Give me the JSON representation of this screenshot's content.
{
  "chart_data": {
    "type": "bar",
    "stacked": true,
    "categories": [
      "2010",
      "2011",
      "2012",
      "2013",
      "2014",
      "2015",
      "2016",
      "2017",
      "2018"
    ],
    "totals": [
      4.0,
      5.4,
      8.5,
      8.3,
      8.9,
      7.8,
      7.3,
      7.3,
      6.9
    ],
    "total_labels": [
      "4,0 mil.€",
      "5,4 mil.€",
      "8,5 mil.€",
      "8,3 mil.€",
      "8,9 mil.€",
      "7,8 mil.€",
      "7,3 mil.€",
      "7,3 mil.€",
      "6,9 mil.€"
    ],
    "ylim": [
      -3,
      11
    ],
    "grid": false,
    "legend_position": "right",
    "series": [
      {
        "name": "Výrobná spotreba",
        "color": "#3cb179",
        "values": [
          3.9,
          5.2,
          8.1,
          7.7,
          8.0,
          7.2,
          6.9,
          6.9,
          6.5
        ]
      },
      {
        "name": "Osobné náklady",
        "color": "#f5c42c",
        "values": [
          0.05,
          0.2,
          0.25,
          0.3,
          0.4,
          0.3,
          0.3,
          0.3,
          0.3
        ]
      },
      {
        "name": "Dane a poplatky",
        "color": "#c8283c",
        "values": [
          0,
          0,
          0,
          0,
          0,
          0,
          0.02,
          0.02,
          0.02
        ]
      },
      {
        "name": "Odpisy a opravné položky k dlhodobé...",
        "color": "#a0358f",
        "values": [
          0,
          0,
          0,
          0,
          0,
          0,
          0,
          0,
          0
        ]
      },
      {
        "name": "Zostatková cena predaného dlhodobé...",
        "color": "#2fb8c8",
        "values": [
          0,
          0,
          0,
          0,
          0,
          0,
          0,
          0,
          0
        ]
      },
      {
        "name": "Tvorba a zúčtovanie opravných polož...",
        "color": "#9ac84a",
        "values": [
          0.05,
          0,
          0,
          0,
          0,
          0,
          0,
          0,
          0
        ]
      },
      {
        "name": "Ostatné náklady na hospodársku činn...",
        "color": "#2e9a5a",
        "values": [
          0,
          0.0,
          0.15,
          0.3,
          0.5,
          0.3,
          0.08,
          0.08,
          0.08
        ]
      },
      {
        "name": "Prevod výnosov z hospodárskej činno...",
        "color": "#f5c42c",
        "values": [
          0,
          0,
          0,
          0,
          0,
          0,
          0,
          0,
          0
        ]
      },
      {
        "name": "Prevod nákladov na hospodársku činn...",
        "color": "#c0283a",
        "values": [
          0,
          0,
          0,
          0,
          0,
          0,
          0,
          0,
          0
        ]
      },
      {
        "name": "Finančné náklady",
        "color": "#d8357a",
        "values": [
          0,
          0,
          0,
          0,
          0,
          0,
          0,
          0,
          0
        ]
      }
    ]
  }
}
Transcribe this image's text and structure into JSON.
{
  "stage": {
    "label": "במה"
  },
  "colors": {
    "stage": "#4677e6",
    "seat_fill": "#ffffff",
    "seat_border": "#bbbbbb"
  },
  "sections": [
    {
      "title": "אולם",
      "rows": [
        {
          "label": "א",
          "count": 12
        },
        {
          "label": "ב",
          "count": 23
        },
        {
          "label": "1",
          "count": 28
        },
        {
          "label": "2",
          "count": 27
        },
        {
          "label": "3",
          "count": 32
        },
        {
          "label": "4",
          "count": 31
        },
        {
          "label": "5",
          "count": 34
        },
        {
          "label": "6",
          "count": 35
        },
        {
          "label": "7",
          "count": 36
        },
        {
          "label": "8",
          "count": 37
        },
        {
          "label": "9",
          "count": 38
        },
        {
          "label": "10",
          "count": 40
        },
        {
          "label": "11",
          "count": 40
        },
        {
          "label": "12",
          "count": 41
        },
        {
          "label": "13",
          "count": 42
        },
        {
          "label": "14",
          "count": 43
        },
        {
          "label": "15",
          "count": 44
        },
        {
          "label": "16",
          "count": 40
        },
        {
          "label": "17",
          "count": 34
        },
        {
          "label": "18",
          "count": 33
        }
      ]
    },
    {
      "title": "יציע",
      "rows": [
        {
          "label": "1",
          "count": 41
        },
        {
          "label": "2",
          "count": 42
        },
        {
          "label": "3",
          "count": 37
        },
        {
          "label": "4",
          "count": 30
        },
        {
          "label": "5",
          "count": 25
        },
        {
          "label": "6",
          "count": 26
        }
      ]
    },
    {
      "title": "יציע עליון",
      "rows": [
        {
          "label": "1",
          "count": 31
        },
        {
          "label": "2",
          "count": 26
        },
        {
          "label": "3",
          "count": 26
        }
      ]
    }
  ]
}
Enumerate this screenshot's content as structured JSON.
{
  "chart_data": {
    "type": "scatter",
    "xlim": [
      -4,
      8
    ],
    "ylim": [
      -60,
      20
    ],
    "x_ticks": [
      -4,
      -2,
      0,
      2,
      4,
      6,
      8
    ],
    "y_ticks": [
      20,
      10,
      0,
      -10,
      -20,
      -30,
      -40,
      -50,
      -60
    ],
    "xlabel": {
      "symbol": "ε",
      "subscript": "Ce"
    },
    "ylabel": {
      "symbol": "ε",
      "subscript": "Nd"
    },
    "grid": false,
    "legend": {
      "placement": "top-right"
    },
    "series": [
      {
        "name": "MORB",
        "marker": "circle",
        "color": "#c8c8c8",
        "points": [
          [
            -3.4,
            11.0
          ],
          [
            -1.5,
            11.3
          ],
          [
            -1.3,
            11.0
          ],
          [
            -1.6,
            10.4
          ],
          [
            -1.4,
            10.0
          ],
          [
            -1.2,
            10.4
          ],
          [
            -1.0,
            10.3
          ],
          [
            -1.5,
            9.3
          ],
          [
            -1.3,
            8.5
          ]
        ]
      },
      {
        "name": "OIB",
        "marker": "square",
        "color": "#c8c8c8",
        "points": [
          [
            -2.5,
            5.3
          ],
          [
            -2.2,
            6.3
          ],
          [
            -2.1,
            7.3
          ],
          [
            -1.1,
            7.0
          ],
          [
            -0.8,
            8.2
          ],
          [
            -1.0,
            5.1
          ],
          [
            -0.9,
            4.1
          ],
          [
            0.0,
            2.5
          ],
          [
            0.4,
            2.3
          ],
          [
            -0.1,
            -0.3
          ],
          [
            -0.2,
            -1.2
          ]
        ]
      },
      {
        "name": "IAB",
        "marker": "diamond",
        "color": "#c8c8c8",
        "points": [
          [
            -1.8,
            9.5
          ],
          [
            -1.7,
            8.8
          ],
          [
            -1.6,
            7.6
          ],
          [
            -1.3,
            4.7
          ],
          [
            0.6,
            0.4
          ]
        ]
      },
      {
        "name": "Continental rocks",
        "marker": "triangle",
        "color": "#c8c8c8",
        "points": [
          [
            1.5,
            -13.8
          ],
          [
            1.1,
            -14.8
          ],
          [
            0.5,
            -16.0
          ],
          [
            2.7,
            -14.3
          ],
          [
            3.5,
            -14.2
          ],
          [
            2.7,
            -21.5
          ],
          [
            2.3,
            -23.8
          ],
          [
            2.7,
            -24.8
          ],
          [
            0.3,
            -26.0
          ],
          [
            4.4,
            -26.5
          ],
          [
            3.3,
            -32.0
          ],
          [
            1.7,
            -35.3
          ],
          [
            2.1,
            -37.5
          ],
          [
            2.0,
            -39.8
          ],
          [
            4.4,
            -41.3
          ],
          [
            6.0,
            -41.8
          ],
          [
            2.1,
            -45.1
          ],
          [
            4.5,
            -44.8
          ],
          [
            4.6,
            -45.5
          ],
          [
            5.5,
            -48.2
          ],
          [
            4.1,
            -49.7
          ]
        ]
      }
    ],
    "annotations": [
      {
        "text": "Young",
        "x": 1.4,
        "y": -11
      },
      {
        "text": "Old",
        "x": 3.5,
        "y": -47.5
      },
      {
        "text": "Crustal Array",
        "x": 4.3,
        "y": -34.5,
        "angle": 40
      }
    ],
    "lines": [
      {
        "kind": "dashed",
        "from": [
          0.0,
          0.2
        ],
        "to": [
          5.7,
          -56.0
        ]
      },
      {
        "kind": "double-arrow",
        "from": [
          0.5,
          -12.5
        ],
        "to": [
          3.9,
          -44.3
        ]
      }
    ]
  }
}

============

= Task to carry out =
Look over the listing above. Pick out and copy every line that includes "right".

= Exercise response =
    "legend_position": "right",
      "placement": "top-right"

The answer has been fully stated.